**The problem:** Look through the lines below and extract any with the word "execução".

### Exercise input ###

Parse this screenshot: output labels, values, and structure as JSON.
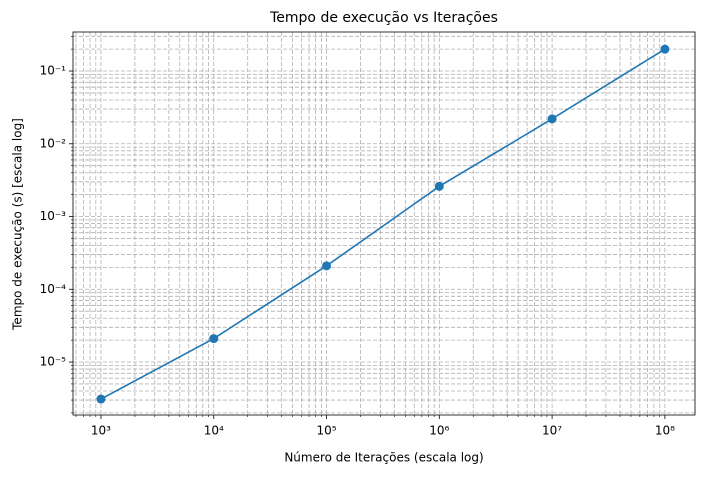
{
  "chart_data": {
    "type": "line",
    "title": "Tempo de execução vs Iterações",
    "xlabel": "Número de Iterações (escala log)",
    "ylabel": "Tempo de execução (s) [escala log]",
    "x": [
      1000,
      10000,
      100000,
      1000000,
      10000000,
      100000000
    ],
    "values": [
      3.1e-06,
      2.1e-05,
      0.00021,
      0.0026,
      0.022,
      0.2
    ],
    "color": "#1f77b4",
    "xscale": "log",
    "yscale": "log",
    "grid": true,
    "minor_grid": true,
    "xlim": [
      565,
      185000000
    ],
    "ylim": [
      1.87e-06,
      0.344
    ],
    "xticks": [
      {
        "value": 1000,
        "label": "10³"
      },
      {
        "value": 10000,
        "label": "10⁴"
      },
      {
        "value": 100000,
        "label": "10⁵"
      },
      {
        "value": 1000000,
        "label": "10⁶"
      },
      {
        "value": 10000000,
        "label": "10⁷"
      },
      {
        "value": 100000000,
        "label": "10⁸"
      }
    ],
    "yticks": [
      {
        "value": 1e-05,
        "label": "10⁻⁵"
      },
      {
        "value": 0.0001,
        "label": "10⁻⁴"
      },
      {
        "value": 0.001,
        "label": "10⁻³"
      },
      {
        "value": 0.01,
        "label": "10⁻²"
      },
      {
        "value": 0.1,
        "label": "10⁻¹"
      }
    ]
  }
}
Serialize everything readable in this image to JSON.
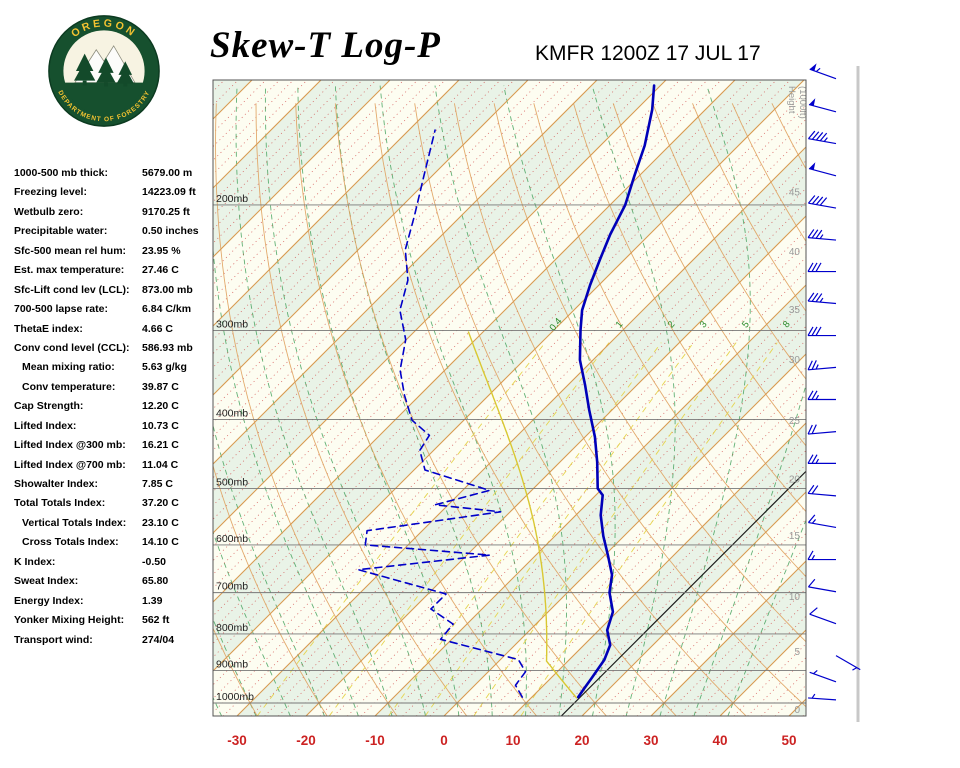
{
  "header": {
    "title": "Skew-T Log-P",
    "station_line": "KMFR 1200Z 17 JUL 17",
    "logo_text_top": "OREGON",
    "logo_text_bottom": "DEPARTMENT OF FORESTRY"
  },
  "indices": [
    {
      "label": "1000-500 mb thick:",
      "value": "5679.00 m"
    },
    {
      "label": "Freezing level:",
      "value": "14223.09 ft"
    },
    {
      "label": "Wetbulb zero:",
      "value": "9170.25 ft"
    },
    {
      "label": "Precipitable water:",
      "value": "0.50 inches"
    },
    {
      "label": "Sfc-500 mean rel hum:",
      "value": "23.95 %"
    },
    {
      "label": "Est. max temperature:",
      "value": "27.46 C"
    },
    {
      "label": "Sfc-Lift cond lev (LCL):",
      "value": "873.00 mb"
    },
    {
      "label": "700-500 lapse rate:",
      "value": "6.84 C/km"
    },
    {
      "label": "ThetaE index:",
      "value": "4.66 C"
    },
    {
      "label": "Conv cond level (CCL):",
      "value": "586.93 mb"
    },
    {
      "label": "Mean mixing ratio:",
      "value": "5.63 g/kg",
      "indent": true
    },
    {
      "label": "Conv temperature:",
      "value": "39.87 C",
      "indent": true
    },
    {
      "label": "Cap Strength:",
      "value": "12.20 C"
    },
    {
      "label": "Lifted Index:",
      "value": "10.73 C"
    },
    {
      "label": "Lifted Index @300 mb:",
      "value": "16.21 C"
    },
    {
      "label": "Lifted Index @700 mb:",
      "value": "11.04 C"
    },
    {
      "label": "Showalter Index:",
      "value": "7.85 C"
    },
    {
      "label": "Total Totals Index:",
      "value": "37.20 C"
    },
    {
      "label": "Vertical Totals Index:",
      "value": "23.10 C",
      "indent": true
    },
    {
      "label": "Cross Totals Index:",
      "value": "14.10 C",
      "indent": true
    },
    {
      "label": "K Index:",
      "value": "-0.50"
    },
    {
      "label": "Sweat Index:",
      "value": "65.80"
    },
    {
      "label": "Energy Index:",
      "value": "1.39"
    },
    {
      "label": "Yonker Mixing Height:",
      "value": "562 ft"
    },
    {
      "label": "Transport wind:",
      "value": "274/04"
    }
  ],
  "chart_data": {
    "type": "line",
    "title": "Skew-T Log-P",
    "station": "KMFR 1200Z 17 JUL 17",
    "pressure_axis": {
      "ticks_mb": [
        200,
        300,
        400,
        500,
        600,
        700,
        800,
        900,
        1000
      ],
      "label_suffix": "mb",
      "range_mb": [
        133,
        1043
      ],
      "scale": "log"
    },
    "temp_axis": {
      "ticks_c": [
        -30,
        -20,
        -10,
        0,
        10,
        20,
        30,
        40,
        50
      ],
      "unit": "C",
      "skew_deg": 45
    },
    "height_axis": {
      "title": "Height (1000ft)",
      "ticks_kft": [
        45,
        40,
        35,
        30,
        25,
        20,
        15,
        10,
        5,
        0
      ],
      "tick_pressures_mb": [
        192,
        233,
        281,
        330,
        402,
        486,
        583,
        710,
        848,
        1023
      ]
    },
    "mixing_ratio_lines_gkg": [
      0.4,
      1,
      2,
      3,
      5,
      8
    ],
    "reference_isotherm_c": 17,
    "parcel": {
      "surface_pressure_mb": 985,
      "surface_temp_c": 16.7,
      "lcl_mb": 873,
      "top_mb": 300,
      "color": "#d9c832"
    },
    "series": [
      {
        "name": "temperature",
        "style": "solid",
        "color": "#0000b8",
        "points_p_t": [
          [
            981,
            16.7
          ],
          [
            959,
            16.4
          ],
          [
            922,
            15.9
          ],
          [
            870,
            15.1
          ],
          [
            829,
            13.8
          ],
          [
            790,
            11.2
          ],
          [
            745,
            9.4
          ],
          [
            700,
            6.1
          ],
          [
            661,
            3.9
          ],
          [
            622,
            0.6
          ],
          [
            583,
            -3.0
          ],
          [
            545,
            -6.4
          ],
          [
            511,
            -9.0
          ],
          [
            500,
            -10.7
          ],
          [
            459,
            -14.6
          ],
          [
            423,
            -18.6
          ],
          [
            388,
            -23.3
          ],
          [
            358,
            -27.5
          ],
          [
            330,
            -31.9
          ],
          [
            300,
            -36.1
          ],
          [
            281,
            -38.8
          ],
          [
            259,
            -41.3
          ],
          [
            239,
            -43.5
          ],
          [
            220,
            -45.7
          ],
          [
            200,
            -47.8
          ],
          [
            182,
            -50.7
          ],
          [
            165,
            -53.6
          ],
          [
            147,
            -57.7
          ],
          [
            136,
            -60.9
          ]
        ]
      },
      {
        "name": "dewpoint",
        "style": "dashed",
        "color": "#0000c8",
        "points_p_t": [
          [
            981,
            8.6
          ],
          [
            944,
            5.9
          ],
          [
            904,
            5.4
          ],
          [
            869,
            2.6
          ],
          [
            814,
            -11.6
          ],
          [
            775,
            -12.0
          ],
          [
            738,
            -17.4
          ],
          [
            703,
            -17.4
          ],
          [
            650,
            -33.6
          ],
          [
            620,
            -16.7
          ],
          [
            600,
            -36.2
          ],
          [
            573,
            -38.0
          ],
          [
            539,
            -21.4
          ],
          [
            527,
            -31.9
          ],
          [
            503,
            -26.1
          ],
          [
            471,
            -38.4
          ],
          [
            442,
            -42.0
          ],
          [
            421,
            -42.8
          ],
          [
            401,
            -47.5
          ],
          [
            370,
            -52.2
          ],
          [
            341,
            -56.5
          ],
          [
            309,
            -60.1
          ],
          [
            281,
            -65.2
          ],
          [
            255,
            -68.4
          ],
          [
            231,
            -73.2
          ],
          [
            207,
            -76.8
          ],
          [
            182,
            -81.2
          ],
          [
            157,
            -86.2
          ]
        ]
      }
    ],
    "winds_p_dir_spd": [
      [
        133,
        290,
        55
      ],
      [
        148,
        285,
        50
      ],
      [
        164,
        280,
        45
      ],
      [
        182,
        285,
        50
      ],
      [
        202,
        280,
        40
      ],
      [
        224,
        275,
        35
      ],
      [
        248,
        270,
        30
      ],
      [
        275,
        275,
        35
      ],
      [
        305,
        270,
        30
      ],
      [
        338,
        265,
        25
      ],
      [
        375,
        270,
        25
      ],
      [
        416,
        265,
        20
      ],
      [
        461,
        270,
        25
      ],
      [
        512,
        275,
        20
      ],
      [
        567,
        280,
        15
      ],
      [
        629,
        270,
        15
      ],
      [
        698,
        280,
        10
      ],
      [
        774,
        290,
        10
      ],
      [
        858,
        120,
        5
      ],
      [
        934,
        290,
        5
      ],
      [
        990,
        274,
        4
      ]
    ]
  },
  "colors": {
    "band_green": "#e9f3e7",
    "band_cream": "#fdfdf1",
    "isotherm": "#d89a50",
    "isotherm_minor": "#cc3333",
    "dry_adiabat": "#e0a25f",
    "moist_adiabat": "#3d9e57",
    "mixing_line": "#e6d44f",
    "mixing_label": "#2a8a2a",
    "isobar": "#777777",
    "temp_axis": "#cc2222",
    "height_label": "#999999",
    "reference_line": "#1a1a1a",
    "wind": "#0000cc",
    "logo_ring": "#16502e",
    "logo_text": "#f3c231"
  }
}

###

**Output of the exercise:**
    "title": "Tempo de execução vs Iterações",
    "ylabel": "Tempo de execução (s) [escala log]",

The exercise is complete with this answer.